:: Provided entries

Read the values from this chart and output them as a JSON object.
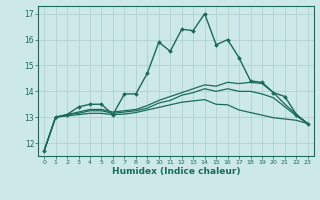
{
  "xlabel": "Humidex (Indice chaleur)",
  "xlim": [
    -0.5,
    23.5
  ],
  "ylim": [
    11.5,
    17.3
  ],
  "yticks": [
    12,
    13,
    14,
    15,
    16,
    17
  ],
  "xticks": [
    0,
    1,
    2,
    3,
    4,
    5,
    6,
    7,
    8,
    9,
    10,
    11,
    12,
    13,
    14,
    15,
    16,
    17,
    18,
    19,
    20,
    21,
    22,
    23
  ],
  "bg_color": "#cce8e8",
  "grid_color": "#aacece",
  "line_color": "#1a6b5a",
  "curves": [
    {
      "x": [
        0,
        1,
        2,
        3,
        4,
        5,
        6,
        7,
        8,
        9,
        10,
        11,
        12,
        13,
        14,
        15,
        16,
        17,
        18,
        19,
        20,
        21,
        22,
        23
      ],
      "y": [
        11.7,
        13.0,
        13.1,
        13.4,
        13.5,
        13.5,
        13.1,
        13.9,
        13.9,
        14.7,
        15.9,
        15.55,
        16.4,
        16.35,
        17.0,
        15.8,
        16.0,
        15.3,
        14.4,
        14.35,
        13.95,
        13.8,
        13.1,
        12.75
      ],
      "marker": true,
      "lw": 1.0
    },
    {
      "x": [
        0,
        1,
        2,
        3,
        4,
        5,
        6,
        7,
        8,
        9,
        10,
        11,
        12,
        13,
        14,
        15,
        16,
        17,
        18,
        19,
        20,
        21,
        22,
        23
      ],
      "y": [
        11.7,
        13.0,
        13.1,
        13.2,
        13.3,
        13.3,
        13.2,
        13.25,
        13.3,
        13.45,
        13.65,
        13.8,
        13.95,
        14.1,
        14.25,
        14.2,
        14.35,
        14.3,
        14.35,
        14.3,
        13.95,
        13.5,
        13.1,
        12.75
      ],
      "marker": false,
      "lw": 0.9
    },
    {
      "x": [
        0,
        1,
        2,
        3,
        4,
        5,
        6,
        7,
        8,
        9,
        10,
        11,
        12,
        13,
        14,
        15,
        16,
        17,
        18,
        19,
        20,
        21,
        22,
        23
      ],
      "y": [
        11.7,
        13.0,
        13.1,
        13.15,
        13.25,
        13.25,
        13.15,
        13.2,
        13.25,
        13.35,
        13.55,
        13.65,
        13.85,
        13.95,
        14.1,
        14.0,
        14.1,
        14.0,
        14.0,
        13.9,
        13.75,
        13.4,
        13.05,
        12.75
      ],
      "marker": false,
      "lw": 0.9
    },
    {
      "x": [
        0,
        1,
        2,
        3,
        4,
        5,
        6,
        7,
        8,
        9,
        10,
        11,
        12,
        13,
        14,
        15,
        16,
        17,
        18,
        19,
        20,
        21,
        22,
        23
      ],
      "y": [
        11.7,
        13.0,
        13.05,
        13.1,
        13.15,
        13.15,
        13.1,
        13.12,
        13.18,
        13.28,
        13.38,
        13.48,
        13.58,
        13.63,
        13.68,
        13.5,
        13.48,
        13.28,
        13.18,
        13.08,
        12.98,
        12.93,
        12.88,
        12.75
      ],
      "marker": false,
      "lw": 0.9
    }
  ]
}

::::

The request
Omit every image. Quote each record exactly.

Written response
Read the values from this chart and output them as a JSON object.
{
  "xlabel": "Humidex (Indice chaleur)",
  "xlim": [
    -0.5,
    23.5
  ],
  "ylim": [
    11.5,
    17.3
  ],
  "yticks": [
    12,
    13,
    14,
    15,
    16,
    17
  ],
  "xticks": [
    0,
    1,
    2,
    3,
    4,
    5,
    6,
    7,
    8,
    9,
    10,
    11,
    12,
    13,
    14,
    15,
    16,
    17,
    18,
    19,
    20,
    21,
    22,
    23
  ],
  "bg_color": "#cce8e8",
  "grid_color": "#aacece",
  "line_color": "#1a6b5a",
  "curves": [
    {
      "x": [
        0,
        1,
        2,
        3,
        4,
        5,
        6,
        7,
        8,
        9,
        10,
        11,
        12,
        13,
        14,
        15,
        16,
        17,
        18,
        19,
        20,
        21,
        22,
        23
      ],
      "y": [
        11.7,
        13.0,
        13.1,
        13.4,
        13.5,
        13.5,
        13.1,
        13.9,
        13.9,
        14.7,
        15.9,
        15.55,
        16.4,
        16.35,
        17.0,
        15.8,
        16.0,
        15.3,
        14.4,
        14.35,
        13.95,
        13.8,
        13.1,
        12.75
      ],
      "marker": true,
      "lw": 1.0
    },
    {
      "x": [
        0,
        1,
        2,
        3,
        4,
        5,
        6,
        7,
        8,
        9,
        10,
        11,
        12,
        13,
        14,
        15,
        16,
        17,
        18,
        19,
        20,
        21,
        22,
        23
      ],
      "y": [
        11.7,
        13.0,
        13.1,
        13.2,
        13.3,
        13.3,
        13.2,
        13.25,
        13.3,
        13.45,
        13.65,
        13.8,
        13.95,
        14.1,
        14.25,
        14.2,
        14.35,
        14.3,
        14.35,
        14.3,
        13.95,
        13.5,
        13.1,
        12.75
      ],
      "marker": false,
      "lw": 0.9
    },
    {
      "x": [
        0,
        1,
        2,
        3,
        4,
        5,
        6,
        7,
        8,
        9,
        10,
        11,
        12,
        13,
        14,
        15,
        16,
        17,
        18,
        19,
        20,
        21,
        22,
        23
      ],
      "y": [
        11.7,
        13.0,
        13.1,
        13.15,
        13.25,
        13.25,
        13.15,
        13.2,
        13.25,
        13.35,
        13.55,
        13.65,
        13.85,
        13.95,
        14.1,
        14.0,
        14.1,
        14.0,
        14.0,
        13.9,
        13.75,
        13.4,
        13.05,
        12.75
      ],
      "marker": false,
      "lw": 0.9
    },
    {
      "x": [
        0,
        1,
        2,
        3,
        4,
        5,
        6,
        7,
        8,
        9,
        10,
        11,
        12,
        13,
        14,
        15,
        16,
        17,
        18,
        19,
        20,
        21,
        22,
        23
      ],
      "y": [
        11.7,
        13.0,
        13.05,
        13.1,
        13.15,
        13.15,
        13.1,
        13.12,
        13.18,
        13.28,
        13.38,
        13.48,
        13.58,
        13.63,
        13.68,
        13.5,
        13.48,
        13.28,
        13.18,
        13.08,
        12.98,
        12.93,
        12.88,
        12.75
      ],
      "marker": false,
      "lw": 0.9
    }
  ]
}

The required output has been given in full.